→ **Task A**: In the terms and conditions, how long is the Quotation open for acceptance?
→ **Task B**: Reproduce the stretch of the terms and conditions from "3.2 If at our" through "to 3.4.3 above.".

-- Start of Text provided --

Terms and Conditions

Definitions

1.1 In these terms and conditions:

“Acknowledgement of Order” means our written acknowledgement of your Order setting out the Goods and Services that you have ordered from us.

“Conditions” means the standard terms and conditions of sale and supply of services as set out in this document.

“Contract” means the contract between you and us for the purchase and sale of the Goods and Services subject to these Conditions.

“Haier” means Haier Appliances UK Limited.

“Goods” means the products which we supply to you as set out in our Quotation in accordance with these Conditions.

“Installer” means a person or company appointed or authorised by us or Haier to install or maintain the Goods.

“Order” means your indication, whether given orally or in writing, that you accept the Quotation and the terms of the Contract.

“Quotation” means our document, headed “Quotation”, with a reference number, addressed to you, listing the quantity, model number and/or description of all the Goods and Services which we will supply to you and their price excluding VAT.

“we” or “us” or “our” means Pure Air Distribution Limited registered in England and Wales with Company No. 10501626 trading as Pure Air, Pure Air Distribution, PAD or pureairdistribution.co.uk and includes reference to our employees, agents, representatives.

“you” or “your” means the natural person, partnership or corporate entity purchasing the Goods and/or Services from us in the course of your business and whose name and address appears on the Quotation and Acknowledgment of Order and includes reference to your employees, agents, representatives and sub-contractors.

1.2 Any reference in these Conditions to any provision of a statute shall be construed as a reference to that provision as amended, re-enacted or extended at the relevant time.

Basis of the Sale

2.1 Any estimate that we provide to you shall constitute an invitation to treat and shall not be binding upon us.

2.2 The Quotation is an offer from us to you to enter into the Contract, which is open to you for acceptance for a period of 30 days.

2.3 We may withdraw or amend the Quotation at any time prior to your acceptance of it.

2.4 The parties may agree in writing to vary the terms of these Conditions as they apply to the Contract.

2.5 You may accept the Quotation orally or in writing. By doing so, you enter into a binding contract with us subject to these Conditions and acknowledge that you have received a copy of these Conditions or know that they can be accessed on our website and make your offer in full knowledge and subject to them.

2.6 Upon your acceptance of the Quotation we will provide you with a written acknowledgement of your Order.

2.7 The price of the Goods quoted is fixed for 60 days unless otherwise stated or agreed in writing between the parties in the event that delivery and payment is intended to be deferred.

2.8 All prices are exclusive of VAT which will be due and payable at the prevailing rate.

2.9 We are under no obligation to sell or supply incorrectly priced goods to you at the incorrect price if the pricing error is obvious and unmistakeable and could have reasonably been recognised as an error.

Orders and Specifications

3.1 The quantity, quality, description and specification of the Goods shall be as set out in the Order and can only be amended or varied with our written consent.

3.2 If at our discretion any changes are accepted to the Order, then the price, any discount and the delivery may also become subject to change.

3.3 It is your responsibility to be sufficiently familiar with the nature and performance of the Goods so as to be in a position to make an informed choice.

3.4 You alone shall be liable to us and third parties for:

3.4.1 ensuring the accuracy of the description of the Goods and their specification as set out in the Order;

3.4.2 providing us with all necessary information relating to the Goods or Services within a sufficient time to enable us to perform the Contract in accordance with these Conditions;

3.4.3 ensuring that the Goods that you have chosen are appropriate and fit for the particular purpose for which you have purchased them; and

3.4.4 ensuring that any subsequent amendment to the Order complies with 3.4.1 to 3.4.3 above.

-- End of Text provided --
-- Start of Listing --

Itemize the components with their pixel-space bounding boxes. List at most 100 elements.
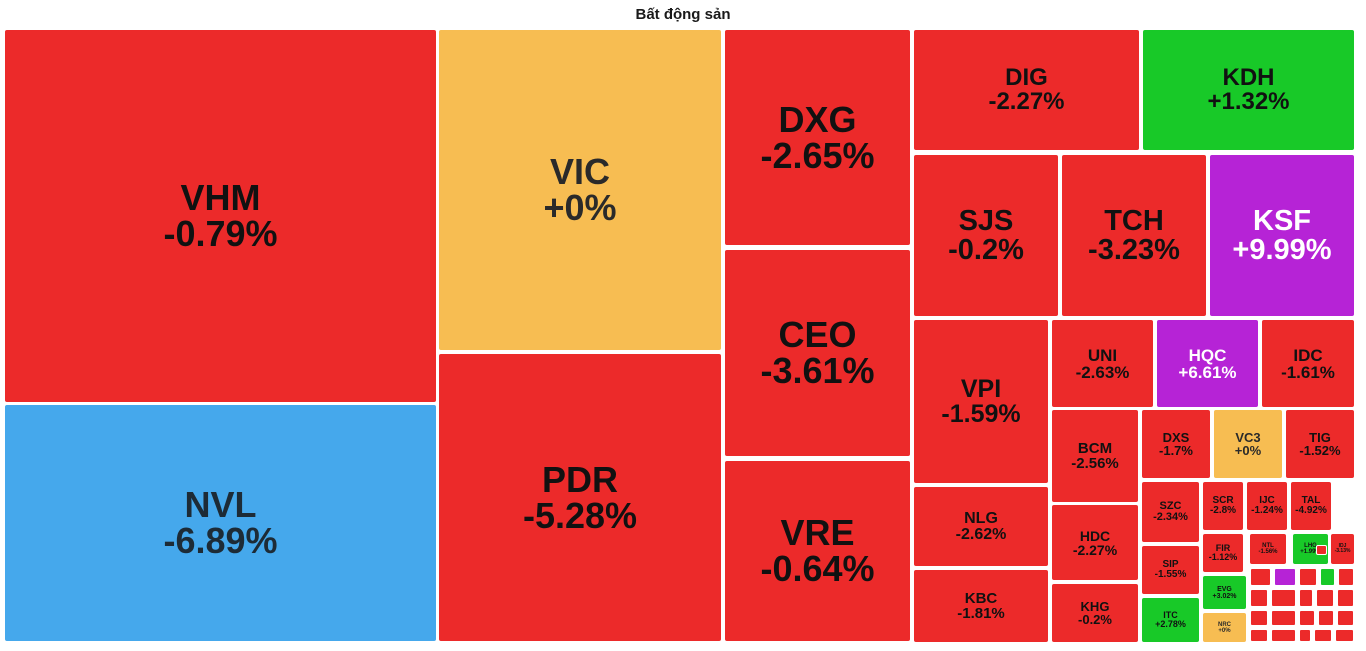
tile-change: -1.24%	[1251, 505, 1283, 516]
tile-ntl[interactable]: NTL -1.56%	[1250, 534, 1286, 564]
minor-tile[interactable]	[1299, 589, 1313, 607]
minor-tile[interactable]	[1250, 589, 1268, 607]
tile-sjs[interactable]: SJS -0.2%	[914, 155, 1058, 316]
tile-hdc[interactable]: HDC -2.27%	[1052, 505, 1138, 580]
tile-change: -1.55%	[1154, 569, 1187, 580]
tile-ticker: IDJ	[1338, 543, 1347, 549]
tile-change: +2.78%	[1155, 619, 1186, 629]
tile-nlg[interactable]: NLG -2.62%	[914, 487, 1048, 566]
tile-vhm[interactable]: VHM -0.79%	[5, 30, 436, 402]
tile-ticker: TAL	[1301, 495, 1321, 506]
tile-change: +9.99%	[1232, 233, 1332, 266]
tile-hqc[interactable]: HQC +6.61%	[1157, 320, 1258, 407]
tile-ticker: UNI	[1087, 345, 1118, 365]
tile-change: -2.62%	[955, 525, 1007, 543]
tile-idj[interactable]: IDJ -3.13%	[1331, 534, 1354, 564]
tile-szc[interactable]: SZC -2.34%	[1142, 482, 1199, 542]
minor-tile[interactable]	[1299, 629, 1311, 642]
tile-ticker: NLG	[964, 509, 998, 527]
tile-vic[interactable]: VIC +0%	[439, 30, 721, 350]
tile-ticker: TCH	[1104, 204, 1164, 237]
minor-tile[interactable]	[1316, 545, 1327, 555]
minor-tile[interactable]	[1335, 629, 1354, 642]
tile-ticker: VRE	[780, 512, 855, 553]
tile-vc3[interactable]: VC3 +0%	[1214, 410, 1282, 478]
tile-ceo[interactable]: CEO -3.61%	[725, 250, 910, 456]
tile-ticker: DXG	[778, 98, 857, 140]
tile-change: +0%	[543, 187, 617, 228]
tile-ticker: NVL	[184, 484, 257, 525]
tile-ticker: KHG	[1080, 599, 1110, 614]
tile-dig[interactable]: DIG -2.27%	[914, 30, 1139, 150]
tile-scr[interactable]: SCR -2.8%	[1203, 482, 1243, 530]
minor-tile[interactable]	[1271, 629, 1296, 642]
tile-bcm[interactable]: BCM -2.56%	[1052, 410, 1138, 502]
tile-kdh[interactable]: KDH +1.32%	[1143, 30, 1354, 150]
tile-tch[interactable]: TCH -3.23%	[1062, 155, 1206, 316]
minor-tile[interactable]	[1274, 568, 1296, 586]
tile-ticker: DXS	[1162, 430, 1190, 445]
tile-change: -2.65%	[760, 134, 875, 176]
minor-tile[interactable]	[1299, 568, 1317, 586]
tile-vre[interactable]: VRE -0.64%	[725, 461, 910, 641]
tile-sip[interactable]: SIP -1.55%	[1142, 546, 1199, 594]
tile-ticker: KSF	[1253, 204, 1311, 237]
tile-tig[interactable]: TIG -1.52%	[1286, 410, 1354, 478]
minor-tile[interactable]	[1271, 589, 1296, 607]
tile-change: -2.27%	[988, 88, 1065, 115]
minor-tile[interactable]	[1337, 610, 1354, 626]
tile-ticker: NTL	[1262, 543, 1274, 549]
tile-ticker: KBC	[964, 590, 998, 607]
tile-change: -0.2%	[1078, 612, 1112, 627]
tile-khg[interactable]: KHG -0.2%	[1052, 584, 1138, 642]
minor-tile[interactable]	[1250, 568, 1271, 586]
minor-tile[interactable]	[1338, 568, 1354, 586]
tile-change: -1.12%	[1208, 552, 1238, 562]
tile-fir[interactable]: FIR -1.12%	[1203, 534, 1243, 572]
tile-ticker: LHG	[1304, 543, 1317, 549]
minor-tile[interactable]	[1299, 610, 1315, 626]
tile-change: +1.99%	[1300, 549, 1321, 555]
tile-nvl[interactable]: NVL -6.89%	[5, 405, 436, 641]
tile-vpi[interactable]: VPI -1.59%	[914, 320, 1048, 483]
tile-ticker: SZC	[1159, 500, 1182, 512]
tile-ticker: HQC	[1188, 345, 1227, 365]
minor-tile[interactable]	[1337, 589, 1354, 607]
tile-change: -0.64%	[760, 548, 875, 589]
tile-dxg[interactable]: DXG -2.65%	[725, 30, 910, 245]
tile-change: -1.56%	[1258, 549, 1278, 555]
tile-change: -3.13%	[1334, 548, 1351, 554]
tile-dxs[interactable]: DXS -1.7%	[1142, 410, 1210, 478]
tile-ticker: CEO	[778, 314, 857, 355]
tile-itc[interactable]: ITC +2.78%	[1142, 598, 1199, 642]
tile-idc[interactable]: IDC -1.61%	[1262, 320, 1354, 407]
tile-uni[interactable]: UNI -2.63%	[1052, 320, 1153, 407]
minor-tile[interactable]	[1271, 610, 1296, 626]
tile-change: -4.92%	[1295, 505, 1327, 516]
tile-pdr[interactable]: PDR -5.28%	[439, 354, 721, 641]
minor-tile[interactable]	[1320, 568, 1335, 586]
tile-change: -3.61%	[760, 350, 875, 391]
tile-change: -2.34%	[1153, 511, 1188, 523]
minor-tile[interactable]	[1314, 629, 1332, 642]
tile-change: -1.7%	[1159, 443, 1193, 458]
minor-tile[interactable]	[1318, 610, 1334, 626]
tile-change: -1.59%	[941, 399, 1021, 428]
tile-change: +6.61%	[1178, 362, 1237, 382]
tile-change: +3.02%	[1212, 592, 1237, 600]
tile-change: -1.52%	[1299, 443, 1341, 458]
tile-ticker: IJC	[1259, 495, 1275, 506]
tile-ksf[interactable]: KSF +9.99%	[1210, 155, 1354, 316]
tile-change: -1.81%	[957, 605, 1005, 622]
tile-change: -2.27%	[1072, 541, 1118, 558]
tile-ticker: ITC	[1163, 610, 1178, 620]
tile-kbc[interactable]: KBC -1.81%	[914, 570, 1048, 642]
tile-tal[interactable]: TAL -4.92%	[1291, 482, 1331, 530]
minor-tile[interactable]	[1250, 629, 1268, 642]
tile-evg[interactable]: EVG +3.02%	[1203, 576, 1246, 609]
minor-tile[interactable]	[1316, 589, 1334, 607]
tile-nrc[interactable]: NRC +0%	[1203, 613, 1246, 642]
tile-ijc[interactable]: IJC -1.24%	[1247, 482, 1287, 530]
minor-tile[interactable]	[1250, 610, 1268, 626]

-- End of Listing --

→ **Answer A**: 30 days.

→ **Answer B**:
3.2 If at our discretion any changes are accepted to the Order, then the price, any discount and the delivery may also become subject to change.

3.3 It is your responsibility to be sufficiently familiar with the nature and performance of the Goods so as to be in a position to make an informed choice.

3.4 You alone shall be liable to us and third parties for:

3.4.1 ensuring the accuracy of the description of the Goods and their specification as set out in the Order;

3.4.2 providing us with all necessary information relating to the Goods or Services within a sufficient time to enable us to perform the Contract in accordance with these Conditions;

3.4.3 ensuring that the Goods that you have chosen are appropriate and fit for the particular purpose for which you have purchased them; and

3.4.4 ensuring that any subsequent amendment to the Order complies with 3.4.1 to 3.4.3 above.